[Document text records]
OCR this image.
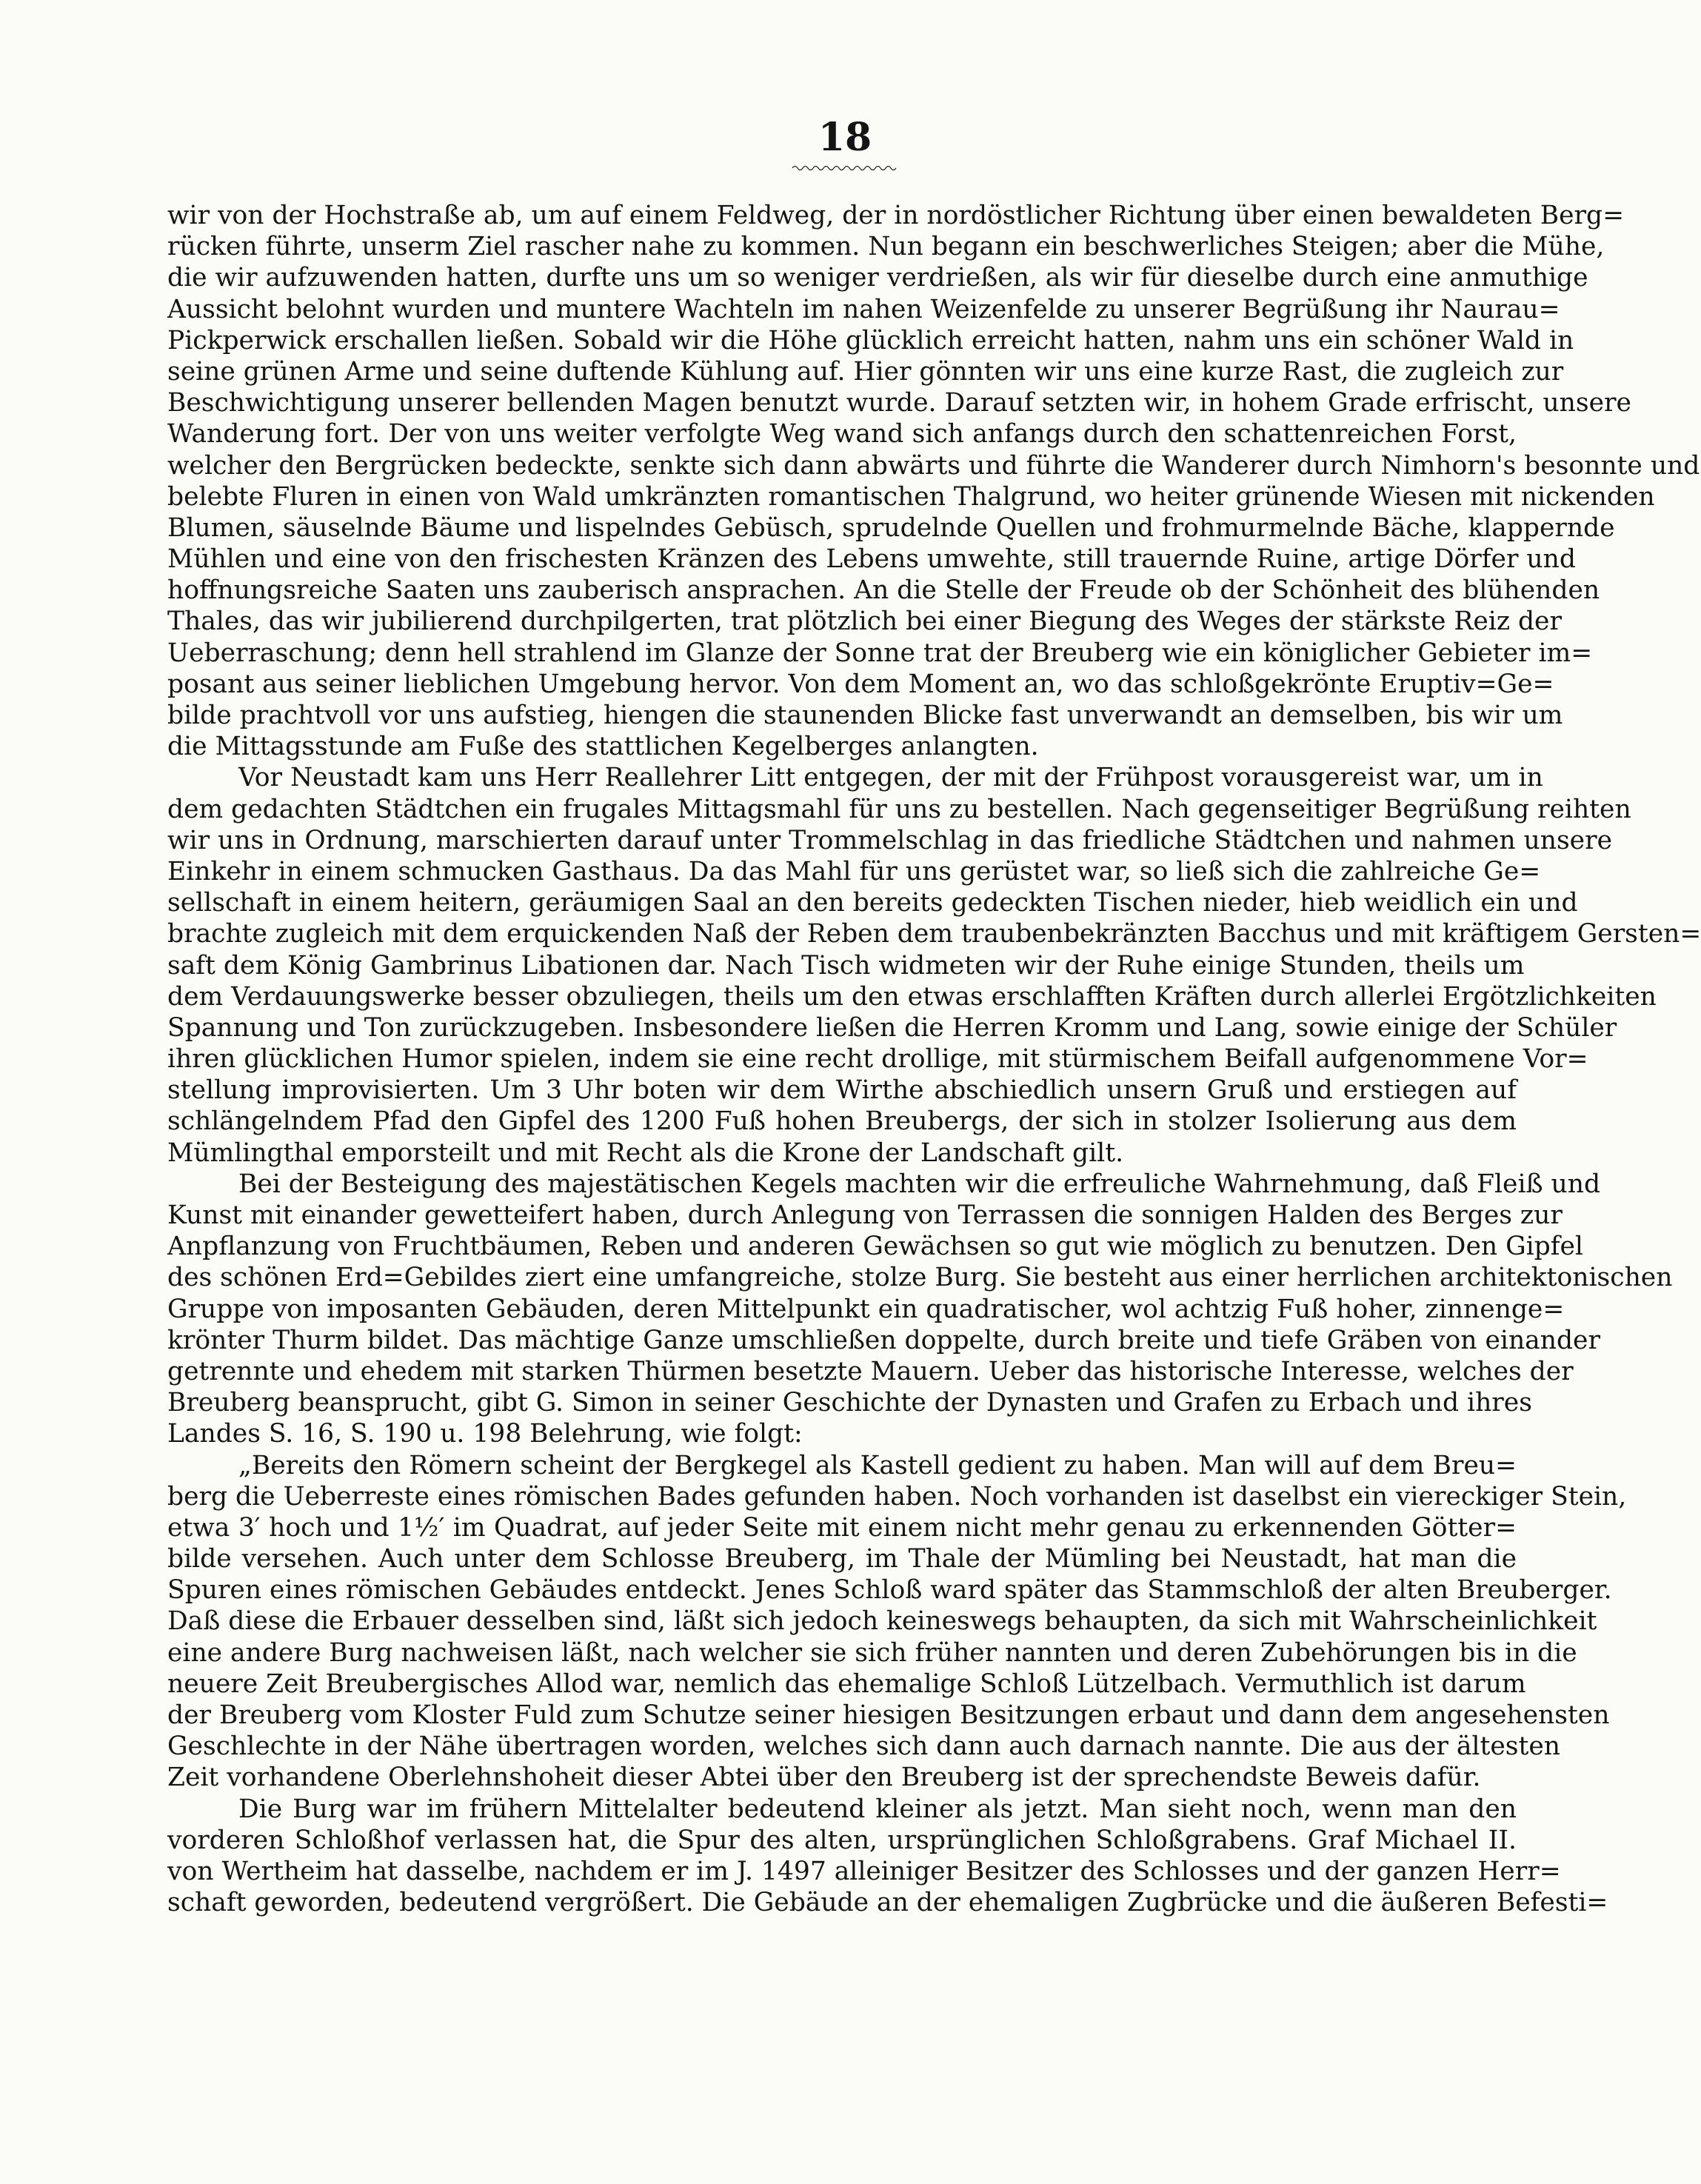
18
wir von der Hochstraße ab, um auf einem Feldweg, der in nordöstlicher Richtung über einen bewaldeten Berg=
rücken führte, unserm Ziel rascher nahe zu kommen. Nun begann ein beschwerliches Steigen; aber die Mühe,
die wir aufzuwenden hatten, durfte uns um so weniger verdrießen, als wir für dieselbe durch eine anmuthige
Aussicht belohnt wurden und muntere Wachteln im nahen Weizenfelde zu unserer Begrüßung ihr Naurau=
Pickperwick erschallen ließen. Sobald wir die Höhe glücklich erreicht hatten, nahm uns ein schöner Wald in
seine grünen Arme und seine duftende Kühlung auf. Hier gönnten wir uns eine kurze Rast, die zugleich zur
Beschwichtigung unserer bellenden Magen benutzt wurde. Darauf setzten wir, in hohem Grade erfrischt, unsere
Wanderung fort. Der von uns weiter verfolgte Weg wand sich anfangs durch den schattenreichen Forst,
welcher den Bergrücken bedeckte, senkte sich dann abwärts und führte die Wanderer durch Nimhorn's besonnte und
belebte Fluren in einen von Wald umkränzten romantischen Thalgrund, wo heiter grünende Wiesen mit nickenden
Blumen, säuselnde Bäume und lispelndes Gebüsch, sprudelnde Quellen und frohmurmelnde Bäche, klappernde
Mühlen und eine von den frischesten Kränzen des Lebens umwehte, still trauernde Ruine, artige Dörfer und
hoffnungsreiche Saaten uns zauberisch ansprachen. An die Stelle der Freude ob der Schönheit des blühenden
Thales, das wir jubilierend durchpilgerten, trat plötzlich bei einer Biegung des Weges der stärkste Reiz der
Ueberraschung; denn hell strahlend im Glanze der Sonne trat der Breuberg wie ein königlicher Gebieter im=
posant aus seiner lieblichen Umgebung hervor. Von dem Moment an, wo das schloßgekrönte Eruptiv=Ge=
bilde prachtvoll vor uns aufstieg, hiengen die staunenden Blicke fast unverwandt an demselben, bis wir um
die Mittagsstunde am Fuße des stattlichen Kegelberges anlangten.
Vor Neustadt kam uns Herr Reallehrer Litt entgegen, der mit der Frühpost vorausgereist war, um in
dem gedachten Städtchen ein frugales Mittagsmahl für uns zu bestellen. Nach gegenseitiger Begrüßung reihten
wir uns in Ordnung, marschierten darauf unter Trommelschlag in das friedliche Städtchen und nahmen unsere
Einkehr in einem schmucken Gasthaus. Da das Mahl für uns gerüstet war, so ließ sich die zahlreiche Ge=
sellschaft in einem heitern, geräumigen Saal an den bereits gedeckten Tischen nieder, hieb weidlich ein und
brachte zugleich mit dem erquickenden Naß der Reben dem traubenbekränzten Bacchus und mit kräftigem Gersten=
saft dem König Gambrinus Libationen dar. Nach Tisch widmeten wir der Ruhe einige Stunden, theils um
dem Verdauungswerke besser obzuliegen, theils um den etwas erschlafften Kräften durch allerlei Ergötzlichkeiten
Spannung und Ton zurückzugeben. Insbesondere ließen die Herren Kromm und Lang, sowie einige der Schüler
ihren glücklichen Humor spielen, indem sie eine recht drollige, mit stürmischem Beifall aufgenommene Vor=
stellung improvisierten. Um 3 Uhr boten wir dem Wirthe abschiedlich unsern Gruß und erstiegen auf
schlängelndem Pfad den Gipfel des 1200 Fuß hohen Breubergs, der sich in stolzer Isolierung aus dem
Mümlingthal emporsteilt und mit Recht als die Krone der Landschaft gilt.
Bei der Besteigung des majestätischen Kegels machten wir die erfreuliche Wahrnehmung, daß Fleiß und
Kunst mit einander gewetteifert haben, durch Anlegung von Terrassen die sonnigen Halden des Berges zur
Anpflanzung von Fruchtbäumen, Reben und anderen Gewächsen so gut wie möglich zu benutzen. Den Gipfel
des schönen Erd=Gebildes ziert eine umfangreiche, stolze Burg. Sie besteht aus einer herrlichen architektonischen
Gruppe von imposanten Gebäuden, deren Mittelpunkt ein quadratischer, wol achtzig Fuß hoher, zinnenge=
krönter Thurm bildet. Das mächtige Ganze umschließen doppelte, durch breite und tiefe Gräben von einander
getrennte und ehedem mit starken Thürmen besetzte Mauern. Ueber das historische Interesse, welches der
Breuberg beansprucht, gibt G. Simon in seiner Geschichte der Dynasten und Grafen zu Erbach und ihres
Landes S. 16, S. 190 u. 198 Belehrung, wie folgt:
„Bereits den Römern scheint der Bergkegel als Kastell gedient zu haben. Man will auf dem Breu=
berg die Ueberreste eines römischen Bades gefunden haben. Noch vorhanden ist daselbst ein viereckiger Stein,
etwa 3′ hoch und 1½′ im Quadrat, auf jeder Seite mit einem nicht mehr genau zu erkennenden Götter=
bilde versehen. Auch unter dem Schlosse Breuberg, im Thale der Mümling bei Neustadt, hat man die
Spuren eines römischen Gebäudes entdeckt. Jenes Schloß ward später das Stammschloß der alten Breuberger.
Daß diese die Erbauer desselben sind, läßt sich jedoch keineswegs behaupten, da sich mit Wahrscheinlichkeit
eine andere Burg nachweisen läßt, nach welcher sie sich früher nannten und deren Zubehörungen bis in die
neuere Zeit Breubergisches Allod war, nemlich das ehemalige Schloß Lützelbach. Vermuthlich ist darum
der Breuberg vom Kloster Fuld zum Schutze seiner hiesigen Besitzungen erbaut und dann dem angesehensten
Geschlechte in der Nähe übertragen worden, welches sich dann auch darnach nannte. Die aus der ältesten
Zeit vorhandene Oberlehnshoheit dieser Abtei über den Breuberg ist der sprechendste Beweis dafür.
Die Burg war im frühern Mittelalter bedeutend kleiner als jetzt. Man sieht noch, wenn man den
vorderen Schloßhof verlassen hat, die Spur des alten, ursprünglichen Schloßgrabens. Graf Michael II.
von Wertheim hat dasselbe, nachdem er im J. 1497 alleiniger Besitzer des Schlosses und der ganzen Herr=
schaft geworden, bedeutend vergrößert. Die Gebäude an der ehemaligen Zugbrücke und die äußeren Befesti=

## Aim of the task:
All records are to be reproduced exactly; the pictures are to be omitted.

## Worked solution:
OCR this image.
18
wir von der Hochstraße ab, um auf einem Feldweg, der in nordöstlicher Richtung über einen bewaldeten Berg=
rücken führte, unserm Ziel rascher nahe zu kommen. Nun begann ein beschwerliches Steigen; aber die Mühe,
die wir aufzuwenden hatten, durfte uns um so weniger verdrießen, als wir für dieselbe durch eine anmuthige
Aussicht belohnt wurden und muntere Wachteln im nahen Weizenfelde zu unserer Begrüßung ihr Naurau=
Pickperwick erschallen ließen. Sobald wir die Höhe glücklich erreicht hatten, nahm uns ein schöner Wald in
seine grünen Arme und seine duftende Kühlung auf. Hier gönnten wir uns eine kurze Rast, die zugleich zur
Beschwichtigung unserer bellenden Magen benutzt wurde. Darauf setzten wir, in hohem Grade erfrischt, unsere
Wanderung fort. Der von uns weiter verfolgte Weg wand sich anfangs durch den schattenreichen Forst,
welcher den Bergrücken bedeckte, senkte sich dann abwärts und führte die Wanderer durch Nimhorn's besonnte und
belebte Fluren in einen von Wald umkränzten romantischen Thalgrund, wo heiter grünende Wiesen mit nickenden
Blumen, säuselnde Bäume und lispelndes Gebüsch, sprudelnde Quellen und frohmurmelnde Bäche, klappernde
Mühlen und eine von den frischesten Kränzen des Lebens umwehte, still trauernde Ruine, artige Dörfer und
hoffnungsreiche Saaten uns zauberisch ansprachen. An die Stelle der Freude ob der Schönheit des blühenden
Thales, das wir jubilierend durchpilgerten, trat plötzlich bei einer Biegung des Weges der stärkste Reiz der
Ueberraschung; denn hell strahlend im Glanze der Sonne trat der Breuberg wie ein königlicher Gebieter im=
posant aus seiner lieblichen Umgebung hervor. Von dem Moment an, wo das schloßgekrönte Eruptiv=Ge=
bilde prachtvoll vor uns aufstieg, hiengen die staunenden Blicke fast unverwandt an demselben, bis wir um
die Mittagsstunde am Fuße des stattlichen Kegelberges anlangten.
Vor Neustadt kam uns Herr Reallehrer Litt entgegen, der mit der Frühpost vorausgereist war, um in
dem gedachten Städtchen ein frugales Mittagsmahl für uns zu bestellen. Nach gegenseitiger Begrüßung reihten
wir uns in Ordnung, marschierten darauf unter Trommelschlag in das friedliche Städtchen und nahmen unsere
Einkehr in einem schmucken Gasthaus. Da das Mahl für uns gerüstet war, so ließ sich die zahlreiche Ge=
sellschaft in einem heitern, geräumigen Saal an den bereits gedeckten Tischen nieder, hieb weidlich ein und
brachte zugleich mit dem erquickenden Naß der Reben dem traubenbekränzten Bacchus und mit kräftigem Gersten=
saft dem König Gambrinus Libationen dar. Nach Tisch widmeten wir der Ruhe einige Stunden, theils um
dem Verdauungswerke besser obzuliegen, theils um den etwas erschlafften Kräften durch allerlei Ergötzlichkeiten
Spannung und Ton zurückzugeben. Insbesondere ließen die Herren Kromm und Lang, sowie einige der Schüler
ihren glücklichen Humor spielen, indem sie eine recht drollige, mit stürmischem Beifall aufgenommene Vor=
stellung improvisierten. Um 3 Uhr boten wir dem Wirthe abschiedlich unsern Gruß und erstiegen auf
schlängelndem Pfad den Gipfel des 1200 Fuß hohen Breubergs, der sich in stolzer Isolierung aus dem
Mümlingthal emporsteilt und mit Recht als die Krone der Landschaft gilt.
Bei der Besteigung des majestätischen Kegels machten wir die erfreuliche Wahrnehmung, daß Fleiß und
Kunst mit einander gewetteifert haben, durch Anlegung von Terrassen die sonnigen Halden des Berges zur
Anpflanzung von Fruchtbäumen, Reben und anderen Gewächsen so gut wie möglich zu benutzen. Den Gipfel
des schönen Erd=Gebildes ziert eine umfangreiche, stolze Burg. Sie besteht aus einer herrlichen architektonischen
Gruppe von imposanten Gebäuden, deren Mittelpunkt ein quadratischer, wol achtzig Fuß hoher, zinnenge=
krönter Thurm bildet. Das mächtige Ganze umschließen doppelte, durch breite und tiefe Gräben von einander
getrennte und ehedem mit starken Thürmen besetzte Mauern. Ueber das historische Interesse, welches der
Breuberg beansprucht, gibt G. Simon in seiner Geschichte der Dynasten und Grafen zu Erbach und ihres
Landes S. 16, S. 190 u. 198 Belehrung, wie folgt:
„Bereits den Römern scheint der Bergkegel als Kastell gedient zu haben. Man will auf dem Breu=
berg die Ueberreste eines römischen Bades gefunden haben. Noch vorhanden ist daselbst ein viereckiger Stein,
etwa 3′ hoch und 1½′ im Quadrat, auf jeder Seite mit einem nicht mehr genau zu erkennenden Götter=
bilde versehen. Auch unter dem Schlosse Breuberg, im Thale der Mümling bei Neustadt, hat man die
Spuren eines römischen Gebäudes entdeckt. Jenes Schloß ward später das Stammschloß der alten Breuberger.
Daß diese die Erbauer desselben sind, läßt sich jedoch keineswegs behaupten, da sich mit Wahrscheinlichkeit
eine andere Burg nachweisen läßt, nach welcher sie sich früher nannten und deren Zubehörungen bis in die
neuere Zeit Breubergisches Allod war, nemlich das ehemalige Schloß Lützelbach. Vermuthlich ist darum
der Breuberg vom Kloster Fuld zum Schutze seiner hiesigen Besitzungen erbaut und dann dem angesehensten
Geschlechte in der Nähe übertragen worden, welches sich dann auch darnach nannte. Die aus der ältesten
Zeit vorhandene Oberlehnshoheit dieser Abtei über den Breuberg ist der sprechendste Beweis dafür.
Die Burg war im frühern Mittelalter bedeutend kleiner als jetzt. Man sieht noch, wenn man den
vorderen Schloßhof verlassen hat, die Spur des alten, ursprünglichen Schloßgrabens. Graf Michael II.
von Wertheim hat dasselbe, nachdem er im J. 1497 alleiniger Besitzer des Schlosses und der ganzen Herr=
schaft geworden, bedeutend vergrößert. Die Gebäude an der ehemaligen Zugbrücke und die äußeren Befesti=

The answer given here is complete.